[YOUR INSTRUCTIONS]: Show all lines of the listing that hold the word "добровольно".
======== EXTRACTED INFORMATION ========
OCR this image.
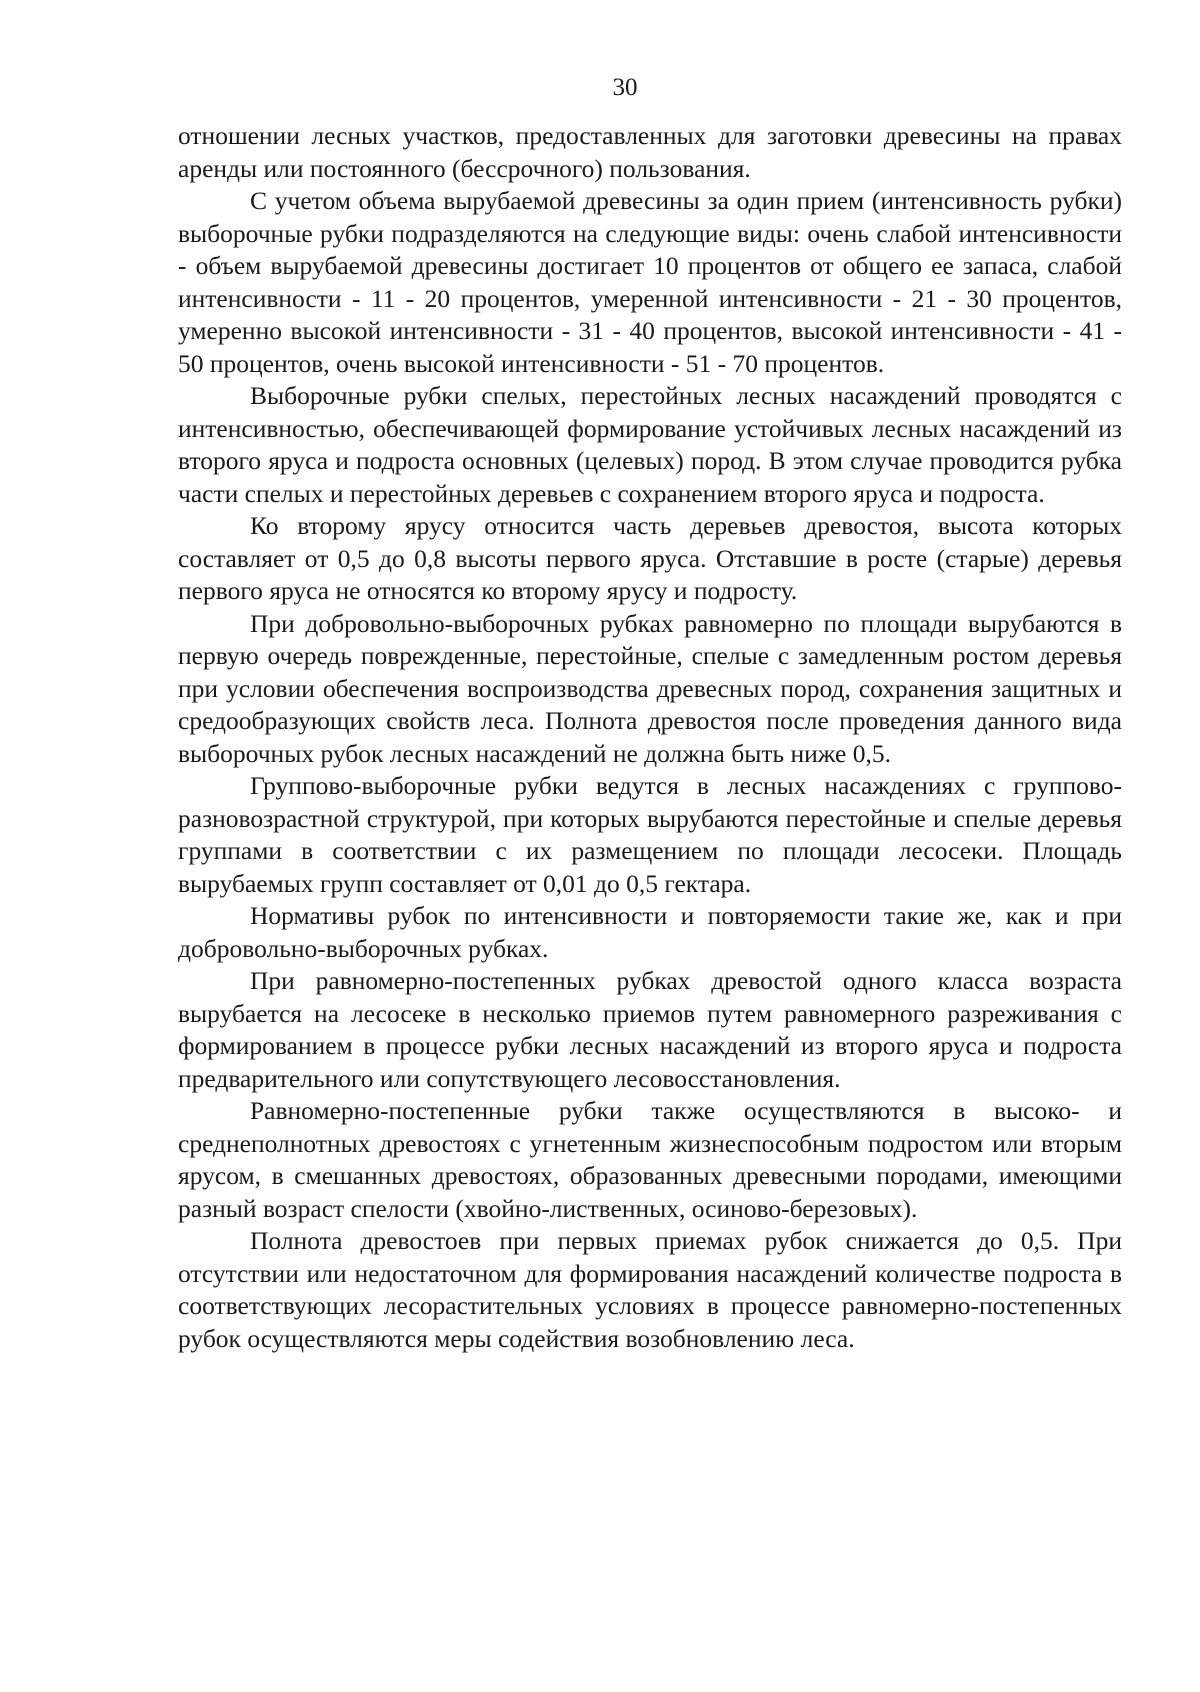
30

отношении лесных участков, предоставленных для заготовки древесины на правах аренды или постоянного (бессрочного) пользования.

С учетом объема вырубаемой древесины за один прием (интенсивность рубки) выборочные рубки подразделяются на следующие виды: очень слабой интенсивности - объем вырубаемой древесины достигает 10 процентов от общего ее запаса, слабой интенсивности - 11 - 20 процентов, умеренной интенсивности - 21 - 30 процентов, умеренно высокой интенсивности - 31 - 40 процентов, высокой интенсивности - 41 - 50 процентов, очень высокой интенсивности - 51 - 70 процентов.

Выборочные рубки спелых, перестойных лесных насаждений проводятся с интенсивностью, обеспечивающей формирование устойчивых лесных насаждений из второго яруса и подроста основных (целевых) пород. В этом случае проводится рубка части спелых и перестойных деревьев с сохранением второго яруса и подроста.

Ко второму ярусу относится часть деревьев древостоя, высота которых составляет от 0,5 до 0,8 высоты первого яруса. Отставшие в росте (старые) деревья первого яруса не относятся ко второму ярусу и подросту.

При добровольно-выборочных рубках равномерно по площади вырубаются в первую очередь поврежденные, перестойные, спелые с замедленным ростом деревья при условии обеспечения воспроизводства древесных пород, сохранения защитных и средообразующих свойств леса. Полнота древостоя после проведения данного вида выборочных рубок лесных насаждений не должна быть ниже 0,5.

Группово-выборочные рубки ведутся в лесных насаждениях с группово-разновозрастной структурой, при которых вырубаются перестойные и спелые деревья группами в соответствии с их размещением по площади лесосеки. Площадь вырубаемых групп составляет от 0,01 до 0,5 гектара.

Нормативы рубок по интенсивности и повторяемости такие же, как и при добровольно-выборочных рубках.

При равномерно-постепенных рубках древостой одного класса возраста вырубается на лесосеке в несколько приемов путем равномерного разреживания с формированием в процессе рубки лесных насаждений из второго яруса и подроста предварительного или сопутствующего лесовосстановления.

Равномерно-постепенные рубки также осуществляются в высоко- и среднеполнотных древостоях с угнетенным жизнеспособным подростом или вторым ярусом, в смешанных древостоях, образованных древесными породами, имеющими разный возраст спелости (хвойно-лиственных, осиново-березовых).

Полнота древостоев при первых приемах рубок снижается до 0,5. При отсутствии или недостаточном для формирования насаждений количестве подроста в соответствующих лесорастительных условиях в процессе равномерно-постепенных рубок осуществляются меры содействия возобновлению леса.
========
======== EXTRACTED INFORMATION ========
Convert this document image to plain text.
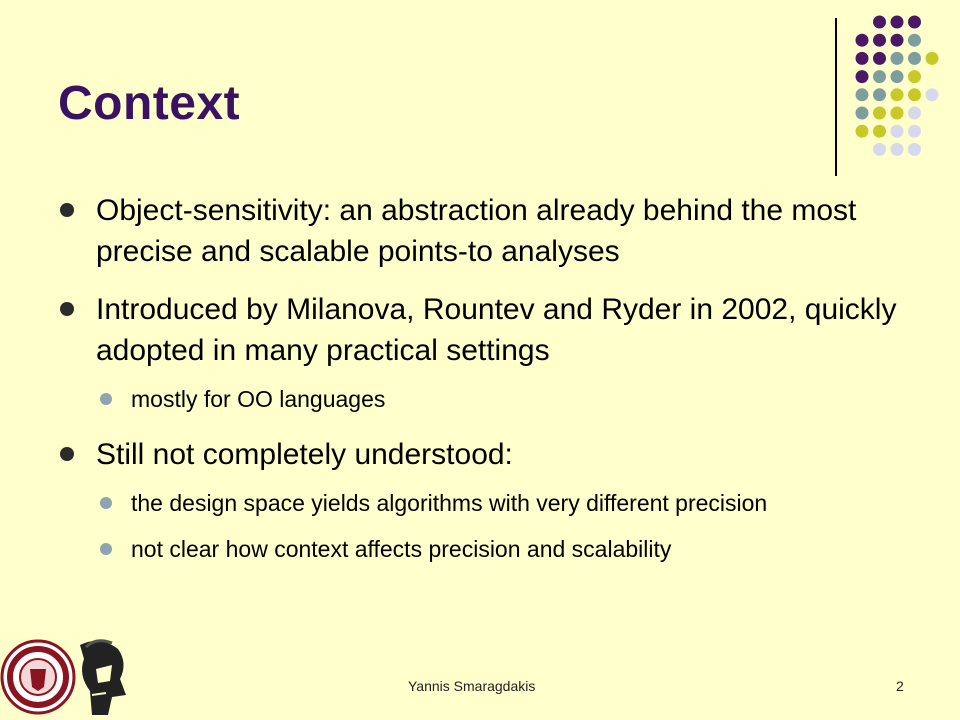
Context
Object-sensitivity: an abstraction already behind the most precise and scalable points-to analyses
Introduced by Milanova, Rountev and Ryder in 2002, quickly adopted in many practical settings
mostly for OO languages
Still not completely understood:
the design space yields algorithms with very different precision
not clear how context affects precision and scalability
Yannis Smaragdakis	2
========
[OUTPUT OF THE EXERCISE]:
При добровольно-выборочных рубках равномерно по площади вырубаются в первую очередь поврежденные, перестойные, спелые с замедленным ростом деревья при условии обеспечения воспроизводства древесных пород, сохранения защитных и средообразующих свойств леса. Полнота древостоя после проведения данного вида выборочных рубок лесных насаждений не должна быть ниже 0,5.
Нормативы рубок по интенсивности и повторяемости такие же, как и при добровольно-выборочных рубках.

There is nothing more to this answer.